## INFORMATION SHOWN
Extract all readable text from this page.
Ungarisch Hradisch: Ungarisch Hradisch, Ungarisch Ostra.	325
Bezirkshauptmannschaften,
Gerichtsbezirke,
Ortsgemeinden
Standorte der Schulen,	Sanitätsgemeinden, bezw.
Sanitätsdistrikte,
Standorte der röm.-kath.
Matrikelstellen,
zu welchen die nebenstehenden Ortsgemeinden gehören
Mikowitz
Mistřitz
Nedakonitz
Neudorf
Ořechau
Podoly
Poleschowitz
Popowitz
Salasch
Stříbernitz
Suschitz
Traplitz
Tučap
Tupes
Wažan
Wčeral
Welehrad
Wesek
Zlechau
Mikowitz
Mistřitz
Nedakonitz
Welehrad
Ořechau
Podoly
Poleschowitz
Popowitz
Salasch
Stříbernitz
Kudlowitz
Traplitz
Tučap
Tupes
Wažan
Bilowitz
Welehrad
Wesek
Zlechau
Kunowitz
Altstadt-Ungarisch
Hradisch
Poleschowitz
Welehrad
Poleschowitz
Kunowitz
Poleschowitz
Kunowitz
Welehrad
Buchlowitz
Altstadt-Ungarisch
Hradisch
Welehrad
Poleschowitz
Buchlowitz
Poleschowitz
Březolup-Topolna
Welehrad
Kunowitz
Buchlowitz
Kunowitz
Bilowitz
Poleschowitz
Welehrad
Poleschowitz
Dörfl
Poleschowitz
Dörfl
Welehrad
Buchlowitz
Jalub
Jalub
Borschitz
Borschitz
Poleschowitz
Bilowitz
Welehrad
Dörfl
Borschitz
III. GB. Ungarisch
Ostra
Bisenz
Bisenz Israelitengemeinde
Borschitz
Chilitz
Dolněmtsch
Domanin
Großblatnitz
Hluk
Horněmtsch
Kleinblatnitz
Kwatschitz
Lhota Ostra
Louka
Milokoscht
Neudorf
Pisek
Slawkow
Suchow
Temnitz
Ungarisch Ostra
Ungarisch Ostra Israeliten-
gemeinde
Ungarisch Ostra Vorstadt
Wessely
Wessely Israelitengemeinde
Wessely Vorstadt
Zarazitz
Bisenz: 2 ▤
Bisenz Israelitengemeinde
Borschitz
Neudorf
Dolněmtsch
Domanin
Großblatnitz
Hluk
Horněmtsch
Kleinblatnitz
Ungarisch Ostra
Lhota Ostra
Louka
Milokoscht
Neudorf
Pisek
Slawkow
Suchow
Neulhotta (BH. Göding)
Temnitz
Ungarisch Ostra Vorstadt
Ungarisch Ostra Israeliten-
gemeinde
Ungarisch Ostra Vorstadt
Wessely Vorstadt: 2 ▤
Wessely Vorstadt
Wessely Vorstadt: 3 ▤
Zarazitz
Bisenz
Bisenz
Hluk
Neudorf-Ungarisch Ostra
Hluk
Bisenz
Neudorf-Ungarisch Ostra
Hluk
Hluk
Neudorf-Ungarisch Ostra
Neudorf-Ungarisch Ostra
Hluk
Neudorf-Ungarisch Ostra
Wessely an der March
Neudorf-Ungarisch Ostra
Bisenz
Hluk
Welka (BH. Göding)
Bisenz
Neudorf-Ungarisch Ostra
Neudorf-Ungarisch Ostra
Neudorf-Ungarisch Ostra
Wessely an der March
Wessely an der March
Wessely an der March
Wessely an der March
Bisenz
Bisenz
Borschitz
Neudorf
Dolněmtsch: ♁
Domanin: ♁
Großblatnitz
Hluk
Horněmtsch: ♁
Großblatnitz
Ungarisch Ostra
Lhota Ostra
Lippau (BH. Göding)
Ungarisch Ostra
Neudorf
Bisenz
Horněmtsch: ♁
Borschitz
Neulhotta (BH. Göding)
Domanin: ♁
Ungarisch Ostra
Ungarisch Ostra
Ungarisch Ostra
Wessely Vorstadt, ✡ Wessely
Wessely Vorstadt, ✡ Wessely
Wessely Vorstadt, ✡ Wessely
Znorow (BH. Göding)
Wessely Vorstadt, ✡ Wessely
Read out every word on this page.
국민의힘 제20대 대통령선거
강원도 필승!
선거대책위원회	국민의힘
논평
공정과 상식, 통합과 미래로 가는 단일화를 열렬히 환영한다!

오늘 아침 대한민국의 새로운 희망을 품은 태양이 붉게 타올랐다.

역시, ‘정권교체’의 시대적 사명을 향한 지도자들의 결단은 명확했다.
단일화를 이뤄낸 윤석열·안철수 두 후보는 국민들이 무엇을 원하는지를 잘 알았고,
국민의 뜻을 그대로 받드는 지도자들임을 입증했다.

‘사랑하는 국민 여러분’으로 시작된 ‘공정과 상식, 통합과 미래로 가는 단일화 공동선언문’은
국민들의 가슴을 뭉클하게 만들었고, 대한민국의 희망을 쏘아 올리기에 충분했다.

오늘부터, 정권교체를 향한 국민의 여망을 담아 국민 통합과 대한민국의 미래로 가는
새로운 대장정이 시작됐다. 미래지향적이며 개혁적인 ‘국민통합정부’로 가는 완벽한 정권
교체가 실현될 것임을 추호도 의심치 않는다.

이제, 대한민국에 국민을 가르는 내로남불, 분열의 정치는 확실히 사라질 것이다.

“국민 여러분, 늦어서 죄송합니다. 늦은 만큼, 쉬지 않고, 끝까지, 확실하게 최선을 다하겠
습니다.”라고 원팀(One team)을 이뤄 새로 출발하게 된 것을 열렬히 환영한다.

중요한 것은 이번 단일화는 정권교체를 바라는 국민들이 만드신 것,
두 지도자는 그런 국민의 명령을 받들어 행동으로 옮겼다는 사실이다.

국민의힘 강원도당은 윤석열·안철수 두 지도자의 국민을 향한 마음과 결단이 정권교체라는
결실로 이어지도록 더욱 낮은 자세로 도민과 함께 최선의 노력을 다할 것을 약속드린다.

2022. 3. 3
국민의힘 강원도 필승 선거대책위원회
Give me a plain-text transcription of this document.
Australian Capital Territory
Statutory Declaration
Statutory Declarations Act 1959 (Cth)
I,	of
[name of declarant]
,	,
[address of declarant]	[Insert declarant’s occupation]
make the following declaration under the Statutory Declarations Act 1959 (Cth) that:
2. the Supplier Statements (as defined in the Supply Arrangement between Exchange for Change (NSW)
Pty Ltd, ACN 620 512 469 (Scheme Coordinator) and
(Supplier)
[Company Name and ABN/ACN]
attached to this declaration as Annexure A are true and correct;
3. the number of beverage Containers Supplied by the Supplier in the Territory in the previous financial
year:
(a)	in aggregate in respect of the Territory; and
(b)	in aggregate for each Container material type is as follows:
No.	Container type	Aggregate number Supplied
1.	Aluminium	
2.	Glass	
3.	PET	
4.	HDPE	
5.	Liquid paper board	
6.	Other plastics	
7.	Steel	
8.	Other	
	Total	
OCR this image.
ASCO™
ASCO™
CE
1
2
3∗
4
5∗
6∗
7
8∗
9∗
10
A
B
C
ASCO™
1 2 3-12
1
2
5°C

## TASK TO COMPLETE
Reproduce all of the records exactly.

## COMPLETE RESPONSE
Extract all readable text from this page.
Ungarisch Hradisch: Ungarisch Hradisch, Ungarisch Ostra.	325
Bezirkshauptmannschaften,
Gerichtsbezirke,
Ortsgemeinden
Standorte der Schulen,	Sanitätsgemeinden, bezw.
Sanitätsdistrikte,
Standorte der röm.-kath.
Matrikelstellen,
zu welchen die nebenstehenden Ortsgemeinden gehören
Mikowitz
Mistřitz
Nedakonitz
Neudorf
Ořechau
Podoly
Poleschowitz
Popowitz
Salasch
Stříbernitz
Suschitz
Traplitz
Tučap
Tupes
Wažan
Wčeral
Welehrad
Wesek
Zlechau
Mikowitz
Mistřitz
Nedakonitz
Welehrad
Ořechau
Podoly
Poleschowitz
Popowitz
Salasch
Stříbernitz
Kudlowitz
Traplitz
Tučap
Tupes
Wažan
Bilowitz
Welehrad
Wesek
Zlechau
Kunowitz
Altstadt-Ungarisch
Hradisch
Poleschowitz
Welehrad
Poleschowitz
Kunowitz
Poleschowitz
Kunowitz
Welehrad
Buchlowitz
Altstadt-Ungarisch
Hradisch
Welehrad
Poleschowitz
Buchlowitz
Poleschowitz
Březolup-Topolna
Welehrad
Kunowitz
Buchlowitz
Kunowitz
Bilowitz
Poleschowitz
Welehrad
Poleschowitz
Dörfl
Poleschowitz
Dörfl
Welehrad
Buchlowitz
Jalub
Jalub
Borschitz
Borschitz
Poleschowitz
Bilowitz
Welehrad
Dörfl
Borschitz
III. GB. Ungarisch
Ostra
Bisenz
Bisenz Israelitengemeinde
Borschitz
Chilitz
Dolněmtsch
Domanin
Großblatnitz
Hluk
Horněmtsch
Kleinblatnitz
Kwatschitz
Lhota Ostra
Louka
Milokoscht
Neudorf
Pisek
Slawkow
Suchow
Temnitz
Ungarisch Ostra
Ungarisch Ostra Israeliten-
gemeinde
Ungarisch Ostra Vorstadt
Wessely
Wessely Israelitengemeinde
Wessely Vorstadt
Zarazitz
Bisenz: 2 ▤
Bisenz Israelitengemeinde
Borschitz
Neudorf
Dolněmtsch
Domanin
Großblatnitz
Hluk
Horněmtsch
Kleinblatnitz
Ungarisch Ostra
Lhota Ostra
Louka
Milokoscht
Neudorf
Pisek
Slawkow
Suchow
Neulhotta (BH. Göding)
Temnitz
Ungarisch Ostra Vorstadt
Ungarisch Ostra Israeliten-
gemeinde
Ungarisch Ostra Vorstadt
Wessely Vorstadt: 2 ▤
Wessely Vorstadt
Wessely Vorstadt: 3 ▤
Zarazitz
Bisenz
Bisenz
Hluk
Neudorf-Ungarisch Ostra
Hluk
Bisenz
Neudorf-Ungarisch Ostra
Hluk
Hluk
Neudorf-Ungarisch Ostra
Neudorf-Ungarisch Ostra
Hluk
Neudorf-Ungarisch Ostra
Wessely an der March
Neudorf-Ungarisch Ostra
Bisenz
Hluk
Welka (BH. Göding)
Bisenz
Neudorf-Ungarisch Ostra
Neudorf-Ungarisch Ostra
Neudorf-Ungarisch Ostra
Wessely an der March
Wessely an der March
Wessely an der March
Wessely an der March
Bisenz
Bisenz
Borschitz
Neudorf
Dolněmtsch: ♁
Domanin: ♁
Großblatnitz
Hluk
Horněmtsch: ♁
Großblatnitz
Ungarisch Ostra
Lhota Ostra
Lippau (BH. Göding)
Ungarisch Ostra
Neudorf
Bisenz
Horněmtsch: ♁
Borschitz
Neulhotta (BH. Göding)
Domanin: ♁
Ungarisch Ostra
Ungarisch Ostra
Ungarisch Ostra
Wessely Vorstadt, ✡ Wessely
Wessely Vorstadt, ✡ Wessely
Wessely Vorstadt, ✡ Wessely
Znorow (BH. Göding)
Wessely Vorstadt, ✡ Wessely
Read out every word on this page.
국민의힘 제20대 대통령선거
강원도 필승!
선거대책위원회	국민의힘
논평
공정과 상식, 통합과 미래로 가는 단일화를 열렬히 환영한다!

오늘 아침 대한민국의 새로운 희망을 품은 태양이 붉게 타올랐다.

역시, ‘정권교체’의 시대적 사명을 향한 지도자들의 결단은 명확했다.
단일화를 이뤄낸 윤석열·안철수 두 후보는 국민들이 무엇을 원하는지를 잘 알았고,
국민의 뜻을 그대로 받드는 지도자들임을 입증했다.

‘사랑하는 국민 여러분’으로 시작된 ‘공정과 상식, 통합과 미래로 가는 단일화 공동선언문’은
국민들의 가슴을 뭉클하게 만들었고, 대한민국의 희망을 쏘아 올리기에 충분했다.

오늘부터, 정권교체를 향한 국민의 여망을 담아 국민 통합과 대한민국의 미래로 가는
새로운 대장정이 시작됐다. 미래지향적이며 개혁적인 ‘국민통합정부’로 가는 완벽한 정권
교체가 실현될 것임을 추호도 의심치 않는다.

이제, 대한민국에 국민을 가르는 내로남불, 분열의 정치는 확실히 사라질 것이다.

“국민 여러분, 늦어서 죄송합니다. 늦은 만큼, 쉬지 않고, 끝까지, 확실하게 최선을 다하겠
습니다.”라고 원팀(One team)을 이뤄 새로 출발하게 된 것을 열렬히 환영한다.

중요한 것은 이번 단일화는 정권교체를 바라는 국민들이 만드신 것,
두 지도자는 그런 국민의 명령을 받들어 행동으로 옮겼다는 사실이다.

국민의힘 강원도당은 윤석열·안철수 두 지도자의 국민을 향한 마음과 결단이 정권교체라는
결실로 이어지도록 더욱 낮은 자세로 도민과 함께 최선의 노력을 다할 것을 약속드린다.

2022. 3. 3
국민의힘 강원도 필승 선거대책위원회
Give me a plain-text transcription of this document.
Australian Capital Territory
Statutory Declaration
Statutory Declarations Act 1959 (Cth)
I,	of
[name of declarant]
,	,
[address of declarant]	[Insert declarant’s occupation]
make the following declaration under the Statutory Declarations Act 1959 (Cth) that:
2. the Supplier Statements (as defined in the Supply Arrangement between Exchange for Change (NSW)
Pty Ltd, ACN 620 512 469 (Scheme Coordinator) and
(Supplier)
[Company Name and ABN/ACN]
attached to this declaration as Annexure A are true and correct;
3. the number of beverage Containers Supplied by the Supplier in the Territory in the previous financial
year:
(a)	in aggregate in respect of the Territory; and
(b)	in aggregate for each Container material type is as follows:
No.	Container type	Aggregate number Supplied
1.	Aluminium	
2.	Glass	
3.	PET	
4.	HDPE	
5.	Liquid paper board	
6.	Other plastics	
7.	Steel	
8.	Other	
	Total	
OCR this image.
ASCO™
ASCO™
CE
1
2
3∗
4
5∗
6∗
7
8∗
9∗
10
A
B
C
ASCO™
1 2 3-12
1
2
5°C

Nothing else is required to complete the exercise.